__Set task__.
Skip the pictures. Copy all the rest of the records down exactly.

(Lines of data)
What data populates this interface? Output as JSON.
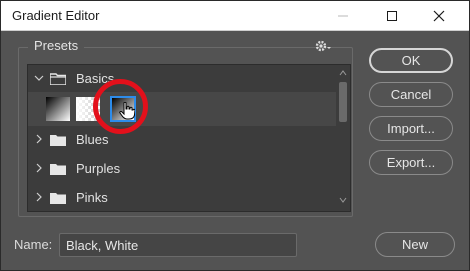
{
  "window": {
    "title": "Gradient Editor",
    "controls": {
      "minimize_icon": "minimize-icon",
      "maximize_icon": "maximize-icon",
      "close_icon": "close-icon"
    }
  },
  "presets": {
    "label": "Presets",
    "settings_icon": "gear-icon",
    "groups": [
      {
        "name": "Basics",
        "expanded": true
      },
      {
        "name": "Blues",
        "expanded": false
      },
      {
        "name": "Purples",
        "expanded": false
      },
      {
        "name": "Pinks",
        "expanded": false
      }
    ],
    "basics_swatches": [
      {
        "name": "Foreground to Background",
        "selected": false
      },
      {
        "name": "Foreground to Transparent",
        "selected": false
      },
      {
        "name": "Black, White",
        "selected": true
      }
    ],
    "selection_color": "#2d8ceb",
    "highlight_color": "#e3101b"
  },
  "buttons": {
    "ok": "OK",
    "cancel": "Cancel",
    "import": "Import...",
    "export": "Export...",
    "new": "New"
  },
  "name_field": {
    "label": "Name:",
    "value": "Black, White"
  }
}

__Reply__.
What data populates this interface? Output as JSON.
{
  "window": {
    "title": "Gradient Editor",
    "controls": {
      "minimize_icon": "minimize-icon",
      "maximize_icon": "maximize-icon",
      "close_icon": "close-icon"
    }
  },
  "presets": {
    "label": "Presets",
    "settings_icon": "gear-icon",
    "groups": [
      {
        "name": "Basics",
        "expanded": true
      },
      {
        "name": "Blues",
        "expanded": false
      },
      {
        "name": "Purples",
        "expanded": false
      },
      {
        "name": "Pinks",
        "expanded": false
      }
    ],
    "basics_swatches": [
      {
        "name": "Foreground to Background",
        "selected": false
      },
      {
        "name": "Foreground to Transparent",
        "selected": false
      },
      {
        "name": "Black, White",
        "selected": true
      }
    ],
    "selection_color": "#2d8ceb",
    "highlight_color": "#e3101b"
  },
  "buttons": {
    "ok": "OK",
    "cancel": "Cancel",
    "import": "Import...",
    "export": "Export...",
    "new": "New"
  },
  "name_field": {
    "label": "Name:",
    "value": "Black, White"
  }
}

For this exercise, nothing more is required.